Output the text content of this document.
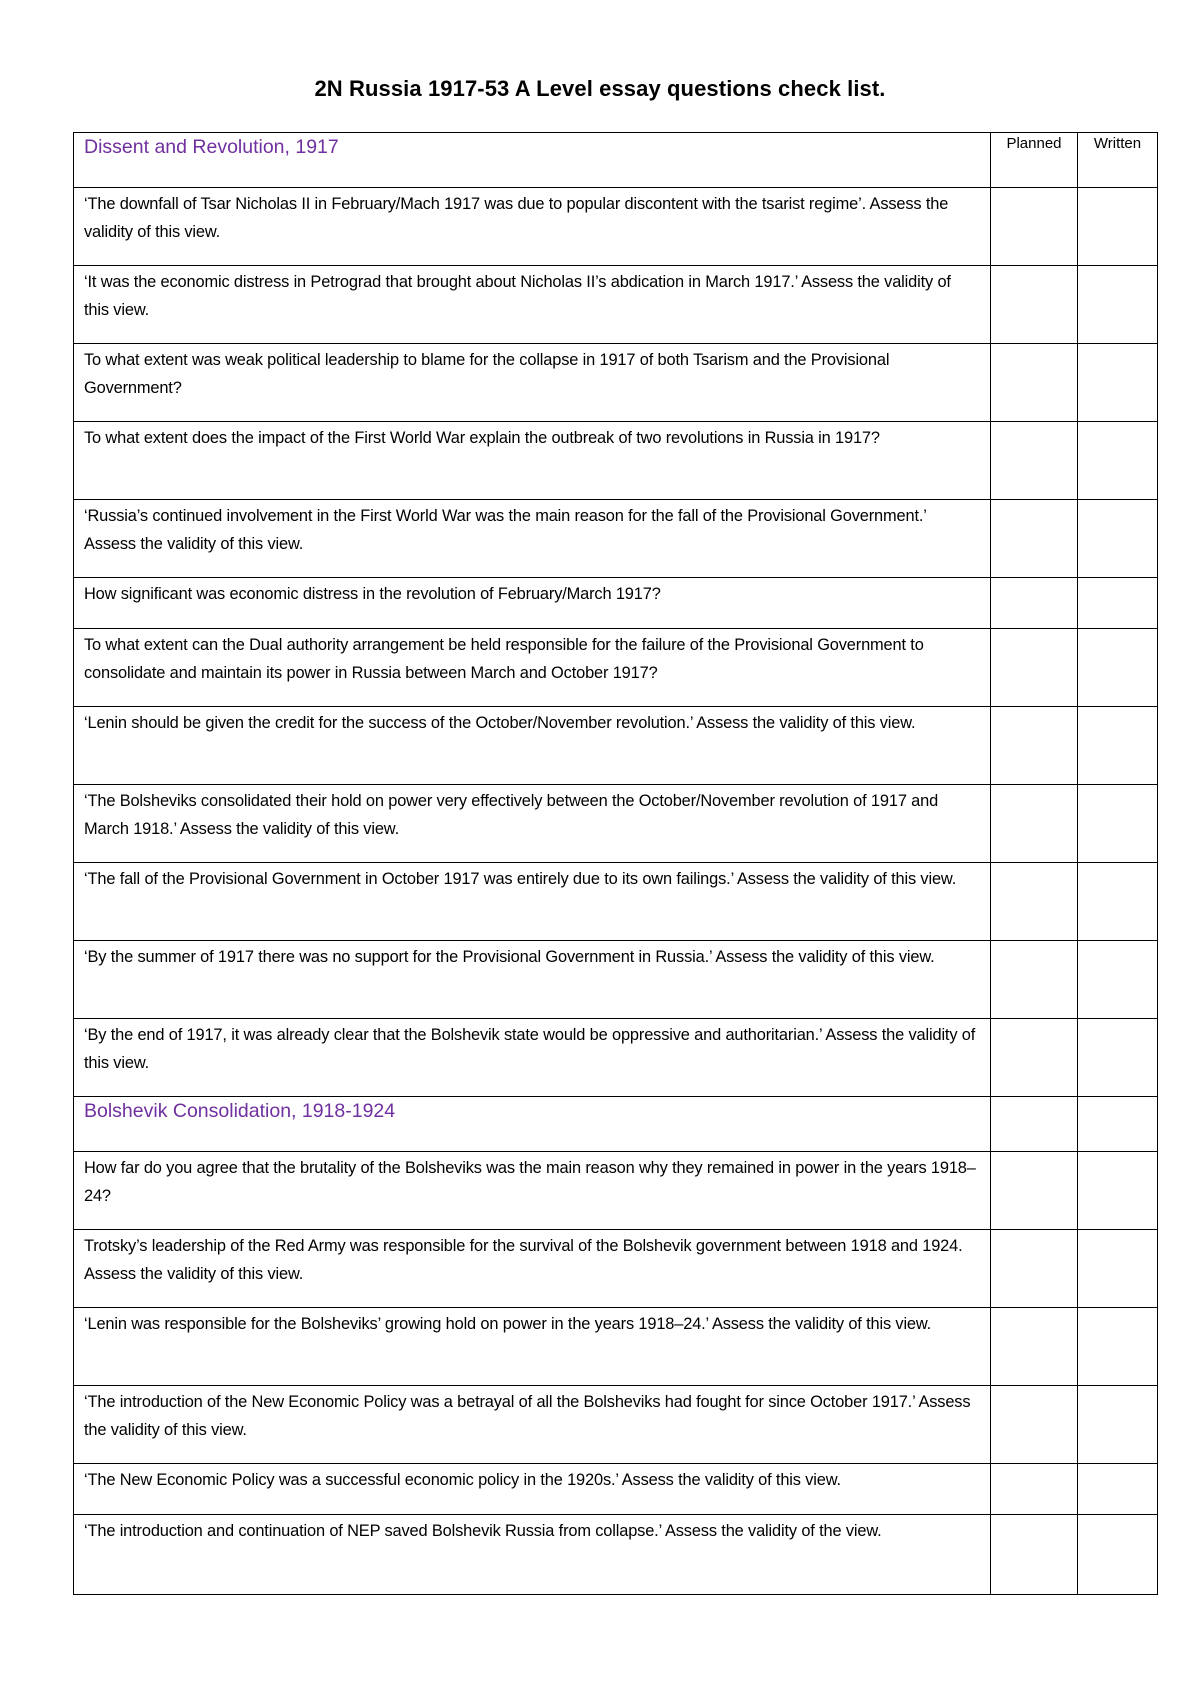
2N Russia 1917-53 A Level essay questions check list.
Dissent and Revolution, 1917	Planned	Written
‘The downfall of Tsar Nicholas II in February/Mach 1917 was due to popular discontent with the tsarist regime’. Assess the validity of this view.		
‘It was the economic distress in Petrograd that brought about Nicholas II’s abdication in March 1917.’ Assess the validity of this view.		
To what extent was weak political leadership to blame for the collapse in 1917 of both Tsarism and the Provisional Government?		
To what extent does the impact of the First World War explain the outbreak of two revolutions in Russia in 1917?		
‘Russia’s continued involvement in the First World War was the main reason for the fall of the Provisional Government.’ Assess the validity of this view.		
How significant was economic distress in the revolution of February/March 1917?		
To what extent can the Dual authority arrangement be held responsible for the failure of the Provisional Government to consolidate and maintain its power in Russia between March and October 1917?		
‘Lenin should be given the credit for the success of the October/November revolution.’ Assess the validity of this view.		
‘The Bolsheviks consolidated their hold on power very effectively between the October/November revolution of 1917 and March 1918.’ Assess the validity of this view.		
‘The fall of the Provisional Government in October 1917 was entirely due to its own failings.’ Assess the validity of this view.		
‘By the summer of 1917 there was no support for the Provisional Government in Russia.’ Assess the validity of this view.		
‘By the end of 1917, it was already clear that the Bolshevik state would be oppressive and authoritarian.’ Assess the validity of this view.		
Bolshevik Consolidation, 1918-1924		
How far do you agree that the brutality of the Bolsheviks was the main reason why they remained in power in the years 1918–24?		
Trotsky’s leadership of the Red Army was responsible for the survival of the Bolshevik government between 1918 and 1924. Assess the validity of this view.		
‘Lenin was responsible for the Bolsheviks’ growing hold on power in the years 1918–24.’ Assess the validity of this view.		
‘The introduction of the New Economic Policy was a betrayal of all the Bolsheviks had fought for since October 1917.’ Assess the validity of this view.		
‘The New Economic Policy was a successful economic policy in the 1920s.’ Assess the validity of this view.		
‘The introduction and continuation of NEP saved Bolshevik Russia from collapse.’ Assess the validity of the view.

▶ [Requirements] Omit the pictures, then quote the rest of the material above exactly.

▶ [Final result]
Output the text content of this document.
2N Russia 1917-53 A Level essay questions check list.
Dissent and Revolution, 1917	Planned	Written
‘The downfall of Tsar Nicholas II in February/Mach 1917 was due to popular discontent with the tsarist regime’. Assess the validity of this view.		
‘It was the economic distress in Petrograd that brought about Nicholas II’s abdication in March 1917.’ Assess the validity of this view.		
To what extent was weak political leadership to blame for the collapse in 1917 of both Tsarism and the Provisional Government?		
To what extent does the impact of the First World War explain the outbreak of two revolutions in Russia in 1917?		
‘Russia’s continued involvement in the First World War was the main reason for the fall of the Provisional Government.’ Assess the validity of this view.		
How significant was economic distress in the revolution of February/March 1917?		
To what extent can the Dual authority arrangement be held responsible for the failure of the Provisional Government to consolidate and maintain its power in Russia between March and October 1917?		
‘Lenin should be given the credit for the success of the October/November revolution.’ Assess the validity of this view.		
‘The Bolsheviks consolidated their hold on power very effectively between the October/November revolution of 1917 and March 1918.’ Assess the validity of this view.		
‘The fall of the Provisional Government in October 1917 was entirely due to its own failings.’ Assess the validity of this view.		
‘By the summer of 1917 there was no support for the Provisional Government in Russia.’ Assess the validity of this view.		
‘By the end of 1917, it was already clear that the Bolshevik state would be oppressive and authoritarian.’ Assess the validity of this view.		
Bolshevik Consolidation, 1918-1924		
How far do you agree that the brutality of the Bolsheviks was the main reason why they remained in power in the years 1918–24?		
Trotsky’s leadership of the Red Army was responsible for the survival of the Bolshevik government between 1918 and 1924. Assess the validity of this view.		
‘Lenin was responsible for the Bolsheviks’ growing hold on power in the years 1918–24.’ Assess the validity of this view.		
‘The introduction of the New Economic Policy was a betrayal of all the Bolsheviks had fought for since October 1917.’ Assess the validity of this view.		
‘The New Economic Policy was a successful economic policy in the 1920s.’ Assess the validity of this view.		
‘The introduction and continuation of NEP saved Bolshevik Russia from collapse.’ Assess the validity of the view.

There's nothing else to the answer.